Request:
Write out all of the records precisely. Skip anything that is a picture.

Exercise data:
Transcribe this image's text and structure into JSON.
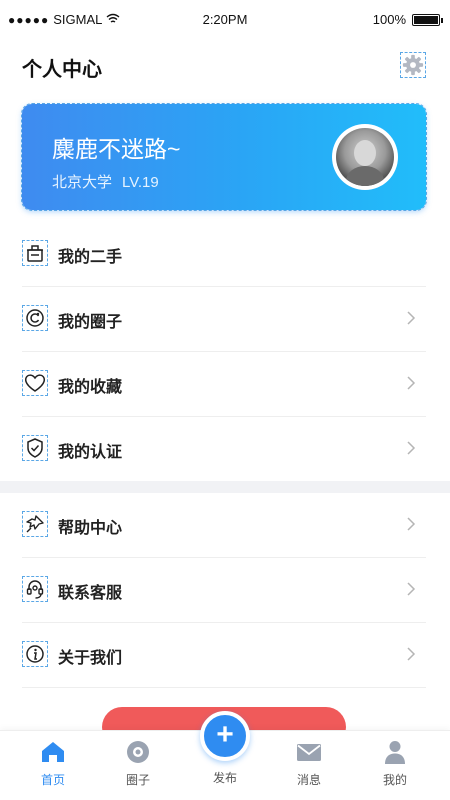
{
  "status_bar": {
    "carrier": "SIGMAL",
    "time": "2:20PM",
    "battery": "100%"
  },
  "header": {
    "title": "个人中心",
    "settings_icon": "gear-icon"
  },
  "profile": {
    "nickname": "麋鹿不迷路~",
    "school": "北京大学",
    "level": "LV.19"
  },
  "menu": {
    "items": [
      {
        "label": "我的二手",
        "icon": "trash-box-icon",
        "chevron": false
      },
      {
        "label": "我的圈子",
        "icon": "circle-refresh-icon",
        "chevron": true
      },
      {
        "label": "我的收藏",
        "icon": "heart-icon",
        "chevron": true
      },
      {
        "label": "我的认证",
        "icon": "shield-check-icon",
        "chevron": true
      },
      {
        "label": "帮助中心",
        "icon": "help-pin-icon",
        "chevron": true
      },
      {
        "label": "联系客服",
        "icon": "headset-icon",
        "chevron": true
      },
      {
        "label": "关于我们",
        "icon": "info-icon",
        "chevron": true
      }
    ]
  },
  "tab_bar": {
    "tabs": [
      {
        "label": "首页",
        "icon": "home-icon",
        "active": true
      },
      {
        "label": "圈子",
        "icon": "circle-icon",
        "active": false
      },
      {
        "label": "发布",
        "icon": "plus-icon",
        "active": false
      },
      {
        "label": "消息",
        "icon": "mail-icon",
        "active": false
      },
      {
        "label": "我的",
        "icon": "user-icon",
        "active": false
      }
    ]
  },
  "colors": {
    "accent": "#2f8cf1",
    "card_gradient_start": "#3f8bf0",
    "card_gradient_end": "#21bdfa",
    "danger": "#f05a5a"
  }
}
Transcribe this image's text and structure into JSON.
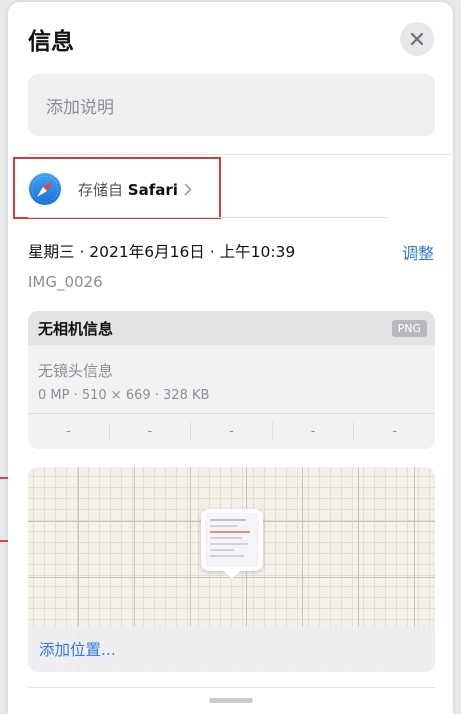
{
  "header": {
    "title": "信息"
  },
  "caption": {
    "placeholder": "添加说明"
  },
  "source": {
    "prefix": "存储自",
    "app": "Safari"
  },
  "meta": {
    "date": "星期三 · 2021年6月16日 · 上午10:39",
    "adjust_label": "调整",
    "filename": "IMG_0026"
  },
  "exif": {
    "title": "无相机信息",
    "format_badge": "PNG",
    "lens": "无镜头信息",
    "specs": "0 MP · 510 × 669 · 328 KB",
    "cells": [
      "-",
      "-",
      "-",
      "-",
      "-"
    ]
  },
  "map": {
    "add_location_label": "添加位置..."
  },
  "colors": {
    "accent": "#2f7de1",
    "highlight_border": "#d9363e"
  },
  "icons": {
    "close": "close-icon",
    "safari": "safari-compass-icon",
    "chevron": "chevron-right-icon"
  }
}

Task output:
Transcribe this image's text and structure into JSON.
{
  "status_bar": {
    "carrier": "SIGMAL",
    "time": "2:20PM",
    "battery": "100%"
  },
  "header": {
    "title": "个人中心",
    "settings_icon": "gear-icon"
  },
  "profile": {
    "nickname": "麋鹿不迷路~",
    "school": "北京大学",
    "level": "LV.19"
  },
  "menu": {
    "items": [
      {
        "label": "我的二手",
        "icon": "trash-box-icon",
        "chevron": false
      },
      {
        "label": "我的圈子",
        "icon": "circle-refresh-icon",
        "chevron": true
      },
      {
        "label": "我的收藏",
        "icon": "heart-icon",
        "chevron": true
      },
      {
        "label": "我的认证",
        "icon": "shield-check-icon",
        "chevron": true
      },
      {
        "label": "帮助中心",
        "icon": "help-pin-icon",
        "chevron": true
      },
      {
        "label": "联系客服",
        "icon": "headset-icon",
        "chevron": true
      },
      {
        "label": "关于我们",
        "icon": "info-icon",
        "chevron": true
      }
    ]
  },
  "tab_bar": {
    "tabs": [
      {
        "label": "首页",
        "icon": "home-icon",
        "active": true
      },
      {
        "label": "圈子",
        "icon": "circle-icon",
        "active": false
      },
      {
        "label": "发布",
        "icon": "plus-icon",
        "active": false
      },
      {
        "label": "消息",
        "icon": "mail-icon",
        "active": false
      },
      {
        "label": "我的",
        "icon": "user-icon",
        "active": false
      }
    ]
  },
  "colors": {
    "accent": "#2f8cf1",
    "card_gradient_start": "#3f8bf0",
    "card_gradient_end": "#21bdfa",
    "danger": "#f05a5a"
  }
}
Transcribe this image's text and structure into JSON.
{
  "header": {
    "title": "信息"
  },
  "caption": {
    "placeholder": "添加说明"
  },
  "source": {
    "prefix": "存储自",
    "app": "Safari"
  },
  "meta": {
    "date": "星期三 · 2021年6月16日 · 上午10:39",
    "adjust_label": "调整",
    "filename": "IMG_0026"
  },
  "exif": {
    "title": "无相机信息",
    "format_badge": "PNG",
    "lens": "无镜头信息",
    "specs": "0 MP · 510 × 669 · 328 KB",
    "cells": [
      "-",
      "-",
      "-",
      "-",
      "-"
    ]
  },
  "map": {
    "add_location_label": "添加位置..."
  },
  "colors": {
    "accent": "#2f7de1",
    "highlight_border": "#d9363e"
  },
  "icons": {
    "close": "close-icon",
    "safari": "safari-compass-icon",
    "chevron": "chevron-right-icon"
  }
}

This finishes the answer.